Raw records:
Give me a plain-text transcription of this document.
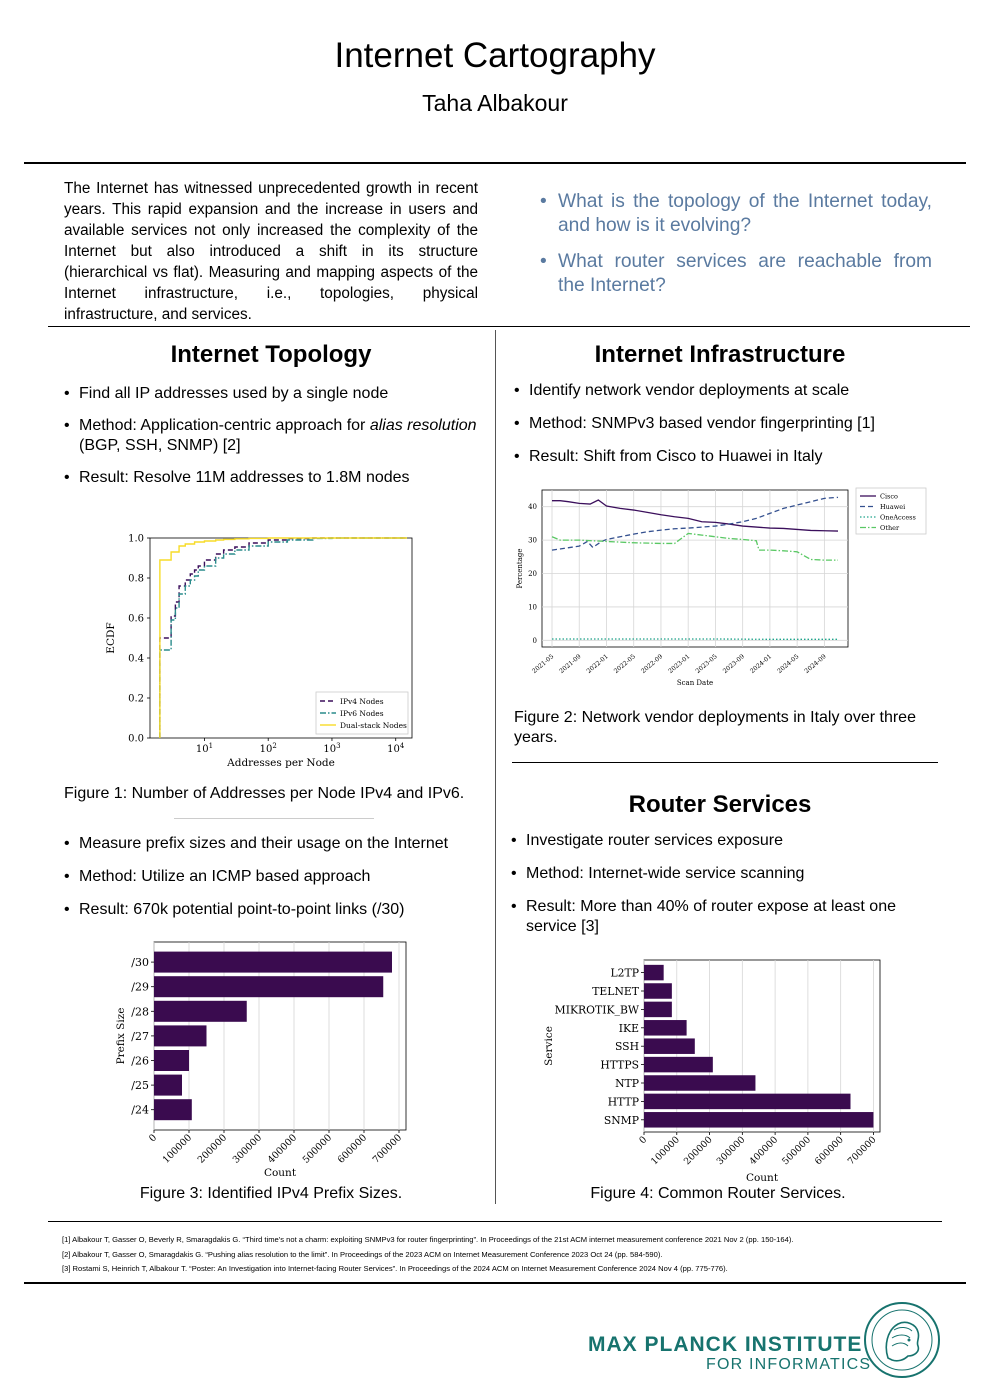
Internet Cartography
Taha Albakour
The Internet has witnessed unprecedented growth in recent years. This rapid expansion and the increase in users and available services not only increased the complexity of the Internet but also introduced a shift in its structure (hierarchical vs flat). Measuring and mapping aspects of the Internet infrastructure, i.e., topologies, physical infrastructure, and services.
• What is the topology of the Internet today, and how is it evolving?
• What router services are reachable from the Internet?
Internet Topology
• Find all IP addresses used by a single node
• Method: Application-centric approach for alias resolution (BGP, SSH, SNMP) [2]
• Result: Resolve 11M addresses to 1.8M nodes
0.0
0.2
0.4
0.6
0.8
1.0
$10^1$	$10^2$	$10^3$	$10^4$
Addresses per Node
ECDF
IPv4 Nodes
IPv6 Nodes
Dual-stack Nodes
Figure 1: Number of Addresses per Node IPv4 and IPv6.
• Measure prefix sizes and their usage on the Internet
• Method: Utilize an ICMP based approach
• Result: 670k potential point-to-point links (/30)
0 100000 200000 300000 400000 500000 600000 700000
/24
/25
/26
/27
/28
/29
/30
Count
Prefix Size
Figure 3: Identified IPv4 Prefix Sizes.
Internet Infrastructure
• Identify network vendor deployments at scale
• Method: SNMPv3 based vendor fingerprinting [1]
• Result: Shift from Cisco to Huawei in Italy
0
10
20
30
40
2021-05 2021-09 2022-01 2022-05 2022-09 2023-01 2023-05 2023-09 2024-01 2024-05 2024-09
Scan Date
Percentage
Cisco
Huawei
OneAccess
Other
Figure 2: Network vendor deployments in Italy over three years.
Router Services
• Investigate router services exposure
• Method: Internet-wide service scanning
• Result: More than 40% of router expose at least one service [3]
0 100000 200000 300000 400000 500000 600000 700000
SNMP
HTTP
NTP
HTTPS
SSH
IKE
MIKROTIK_BW
TELNET
L2TP
Count
Service
Figure 4: Common Router Services.
[1] Albakour T, Gasser O, Beverly R, Smaragdakis G. “Third time's not a charm: exploiting SNMPv3 for router fingerprinting”. In Proceedings of the 21st ACM internet measurement conference 2021 Nov 2 (pp. 150-164).
[2] Albakour T, Gasser O, Smaragdakis G. “Pushing alias resolution to the limit”. In Proceedings of the 2023 ACM on Internet Measurement Conference 2023 Oct 24 (pp. 584-590).
[3] Rostami S, Heinrich T, Albakour T. “Poster: An Investigation into Internet-facing Router Services”. In Proceedings of the 2024 ACM on Internet Measurement Conference 2024 Nov 4 (pp. 775-776).
MAX PLANCK INSTITUTE
FOR INFORMATICS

> **Given problem**: Excluding the pictures, reproduce every entry exactly as given.

> **Task answer**:
Give me a plain-text transcription of this document.
Internet Cartography
Taha Albakour
The Internet has witnessed unprecedented growth in recent years. This rapid expansion and the increase in users and available services not only increased the complexity of the Internet but also introduced a shift in its structure (hierarchical vs flat). Measuring and mapping aspects of the Internet infrastructure, i.e., topologies, physical infrastructure, and services.
• What is the topology of the Internet today, and how is it evolving?
• What router services are reachable from the Internet?
Internet Topology
• Find all IP addresses used by a single node
• Method: Application-centric approach for alias resolution (BGP, SSH, SNMP) [2]
• Result: Resolve 11M addresses to 1.8M nodes
0.0
0.2
0.4
0.6
0.8
1.0
$10^1$	$10^2$	$10^3$	$10^4$
Addresses per Node
ECDF
IPv4 Nodes
IPv6 Nodes
Dual-stack Nodes
Figure 1: Number of Addresses per Node IPv4 and IPv6.
• Measure prefix sizes and their usage on the Internet
• Method: Utilize an ICMP based approach
• Result: 670k potential point-to-point links (/30)
0 100000 200000 300000 400000 500000 600000 700000
/24
/25
/26
/27
/28
/29
/30
Count
Prefix Size
Figure 3: Identified IPv4 Prefix Sizes.
Internet Infrastructure
• Identify network vendor deployments at scale
• Method: SNMPv3 based vendor fingerprinting [1]
• Result: Shift from Cisco to Huawei in Italy
0
10
20
30
40
2021-05 2021-09 2022-01 2022-05 2022-09 2023-01 2023-05 2023-09 2024-01 2024-05 2024-09
Scan Date
Percentage
Cisco
Huawei
OneAccess
Other
Figure 2: Network vendor deployments in Italy over three years.
Router Services
• Investigate router services exposure
• Method: Internet-wide service scanning
• Result: More than 40% of router expose at least one service [3]
0 100000 200000 300000 400000 500000 600000 700000
SNMP
HTTP
NTP
HTTPS
SSH
IKE
MIKROTIK_BW
TELNET
L2TP
Count
Service
Figure 4: Common Router Services.
[1] Albakour T, Gasser O, Beverly R, Smaragdakis G. “Third time's not a charm: exploiting SNMPv3 for router fingerprinting”. In Proceedings of the 21st ACM internet measurement conference 2021 Nov 2 (pp. 150-164).
[2] Albakour T, Gasser O, Smaragdakis G. “Pushing alias resolution to the limit”. In Proceedings of the 2023 ACM on Internet Measurement Conference 2023 Oct 24 (pp. 584-590).
[3] Rostami S, Heinrich T, Albakour T. “Poster: An Investigation into Internet-facing Router Services”. In Proceedings of the 2024 ACM on Internet Measurement Conference 2024 Nov 4 (pp. 775-776).
MAX PLANCK INSTITUTE
FOR INFORMATICS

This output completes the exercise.